# Task goal
Copy each line that holds "camino".

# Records
########################################

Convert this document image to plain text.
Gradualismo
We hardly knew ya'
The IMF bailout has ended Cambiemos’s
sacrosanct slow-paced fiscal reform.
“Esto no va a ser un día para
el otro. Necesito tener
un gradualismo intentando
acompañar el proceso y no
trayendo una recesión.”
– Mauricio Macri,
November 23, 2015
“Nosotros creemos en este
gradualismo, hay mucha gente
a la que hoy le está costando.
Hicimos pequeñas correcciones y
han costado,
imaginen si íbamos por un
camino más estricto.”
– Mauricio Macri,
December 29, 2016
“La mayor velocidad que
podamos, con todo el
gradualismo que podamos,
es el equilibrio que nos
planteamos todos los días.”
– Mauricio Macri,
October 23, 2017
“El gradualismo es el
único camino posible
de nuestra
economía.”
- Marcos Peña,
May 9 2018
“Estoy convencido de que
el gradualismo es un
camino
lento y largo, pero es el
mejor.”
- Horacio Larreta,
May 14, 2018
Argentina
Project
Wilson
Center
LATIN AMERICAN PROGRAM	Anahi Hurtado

########################################

# Finished task
camino más estricto.”
único camino posible
camino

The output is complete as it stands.